■ **Written exercise**:
Copy every line of the records below where the word "maximum" occurs.

■ **Recorded data**:
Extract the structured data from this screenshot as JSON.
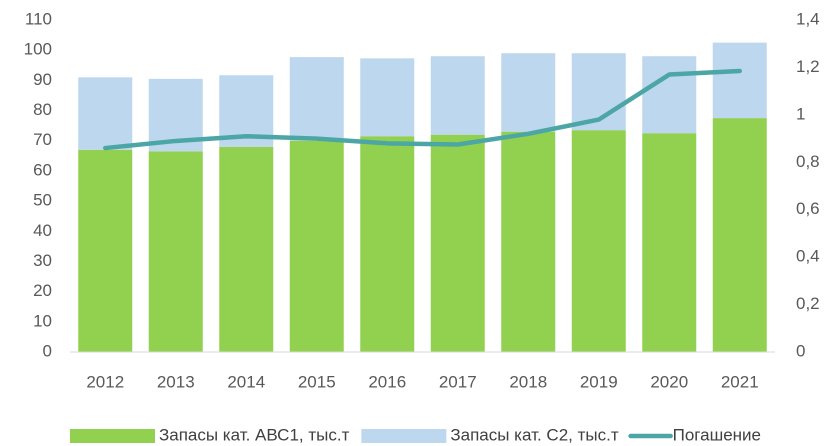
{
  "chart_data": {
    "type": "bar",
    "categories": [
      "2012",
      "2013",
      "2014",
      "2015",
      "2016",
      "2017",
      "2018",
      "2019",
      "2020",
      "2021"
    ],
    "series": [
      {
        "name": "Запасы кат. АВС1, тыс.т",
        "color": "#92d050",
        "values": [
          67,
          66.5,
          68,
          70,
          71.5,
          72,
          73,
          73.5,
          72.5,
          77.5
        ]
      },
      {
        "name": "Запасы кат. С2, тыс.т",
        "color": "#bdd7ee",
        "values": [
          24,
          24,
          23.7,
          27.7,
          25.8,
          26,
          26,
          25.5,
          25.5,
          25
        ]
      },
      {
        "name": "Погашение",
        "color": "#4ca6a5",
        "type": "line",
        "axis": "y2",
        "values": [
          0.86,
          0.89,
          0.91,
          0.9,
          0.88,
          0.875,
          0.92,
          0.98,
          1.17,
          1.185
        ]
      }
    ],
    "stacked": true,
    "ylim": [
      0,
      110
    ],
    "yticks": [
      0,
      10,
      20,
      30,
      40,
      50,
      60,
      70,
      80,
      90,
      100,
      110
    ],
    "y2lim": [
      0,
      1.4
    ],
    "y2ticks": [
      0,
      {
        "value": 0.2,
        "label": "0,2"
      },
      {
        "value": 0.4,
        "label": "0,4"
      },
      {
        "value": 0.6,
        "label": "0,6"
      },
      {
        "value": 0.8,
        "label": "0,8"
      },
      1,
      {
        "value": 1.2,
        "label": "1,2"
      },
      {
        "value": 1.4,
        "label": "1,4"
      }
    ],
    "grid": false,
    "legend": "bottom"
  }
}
--
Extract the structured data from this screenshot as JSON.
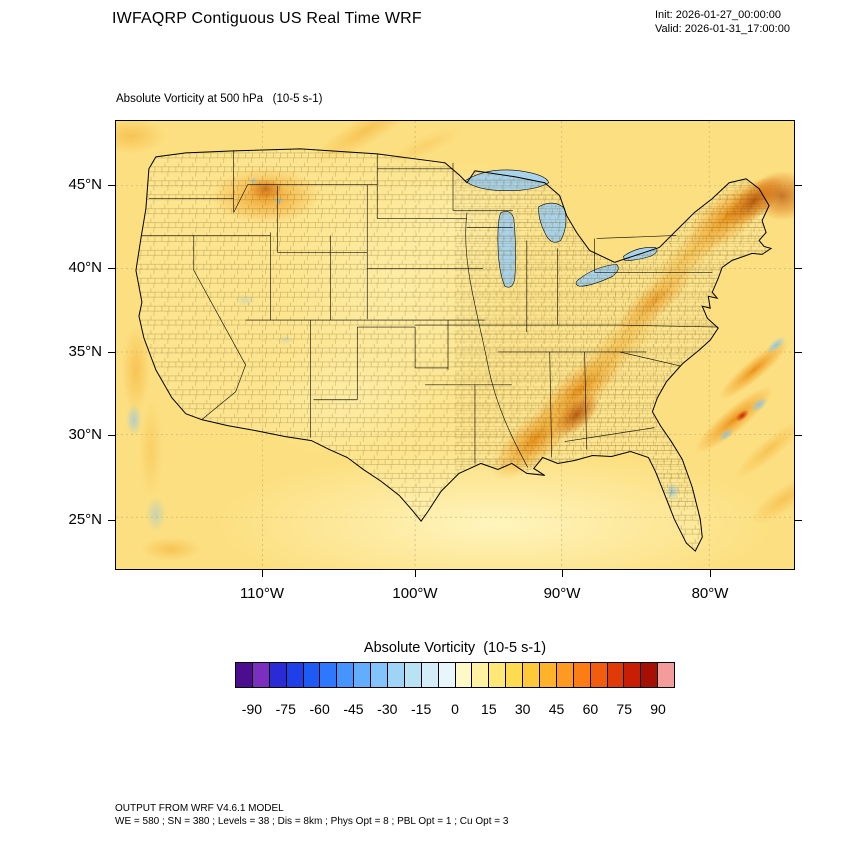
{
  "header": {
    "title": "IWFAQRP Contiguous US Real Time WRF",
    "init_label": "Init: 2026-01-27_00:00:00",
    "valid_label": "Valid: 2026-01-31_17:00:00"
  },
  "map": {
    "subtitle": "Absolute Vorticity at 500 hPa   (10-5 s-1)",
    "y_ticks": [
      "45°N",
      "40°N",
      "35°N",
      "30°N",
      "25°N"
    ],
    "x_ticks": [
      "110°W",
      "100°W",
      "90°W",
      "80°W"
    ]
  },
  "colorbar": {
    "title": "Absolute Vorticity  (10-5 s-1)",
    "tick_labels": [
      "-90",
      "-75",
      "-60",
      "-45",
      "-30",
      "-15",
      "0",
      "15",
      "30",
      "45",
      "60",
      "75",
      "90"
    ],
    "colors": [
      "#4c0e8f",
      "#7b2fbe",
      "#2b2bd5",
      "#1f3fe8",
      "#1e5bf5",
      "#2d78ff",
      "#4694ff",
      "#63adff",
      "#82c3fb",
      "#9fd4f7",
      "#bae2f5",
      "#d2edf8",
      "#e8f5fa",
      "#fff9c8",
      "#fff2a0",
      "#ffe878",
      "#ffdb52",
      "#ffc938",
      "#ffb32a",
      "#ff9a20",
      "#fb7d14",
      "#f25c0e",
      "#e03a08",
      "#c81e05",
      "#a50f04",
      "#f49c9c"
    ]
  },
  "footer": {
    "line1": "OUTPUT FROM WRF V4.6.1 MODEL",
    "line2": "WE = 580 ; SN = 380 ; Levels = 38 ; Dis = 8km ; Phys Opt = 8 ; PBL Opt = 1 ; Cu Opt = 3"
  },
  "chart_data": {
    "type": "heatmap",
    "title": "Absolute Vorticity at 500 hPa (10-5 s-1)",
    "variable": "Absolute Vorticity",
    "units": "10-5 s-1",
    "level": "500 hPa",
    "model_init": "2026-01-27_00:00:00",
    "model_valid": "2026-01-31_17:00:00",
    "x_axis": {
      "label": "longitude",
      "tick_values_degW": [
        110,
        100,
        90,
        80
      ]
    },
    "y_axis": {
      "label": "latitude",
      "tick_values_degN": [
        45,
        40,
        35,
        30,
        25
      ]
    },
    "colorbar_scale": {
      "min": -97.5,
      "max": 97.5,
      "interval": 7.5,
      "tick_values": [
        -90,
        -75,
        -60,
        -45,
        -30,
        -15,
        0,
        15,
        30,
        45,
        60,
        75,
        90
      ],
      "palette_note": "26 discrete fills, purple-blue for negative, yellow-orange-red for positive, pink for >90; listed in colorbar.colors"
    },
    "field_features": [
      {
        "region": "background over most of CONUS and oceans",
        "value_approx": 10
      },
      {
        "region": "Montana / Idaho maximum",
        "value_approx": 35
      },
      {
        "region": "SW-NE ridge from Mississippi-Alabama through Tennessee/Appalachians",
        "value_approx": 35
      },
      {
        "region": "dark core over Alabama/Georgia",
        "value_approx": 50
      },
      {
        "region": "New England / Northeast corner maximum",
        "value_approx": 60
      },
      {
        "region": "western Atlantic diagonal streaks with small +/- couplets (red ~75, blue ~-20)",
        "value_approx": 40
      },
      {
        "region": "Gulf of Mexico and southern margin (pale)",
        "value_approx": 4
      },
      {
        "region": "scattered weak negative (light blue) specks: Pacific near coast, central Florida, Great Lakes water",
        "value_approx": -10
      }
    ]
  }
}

■ **Task answer**:
        "region": "Montana / Idaho maximum",
        "region": "New England / Northeast corner maximum",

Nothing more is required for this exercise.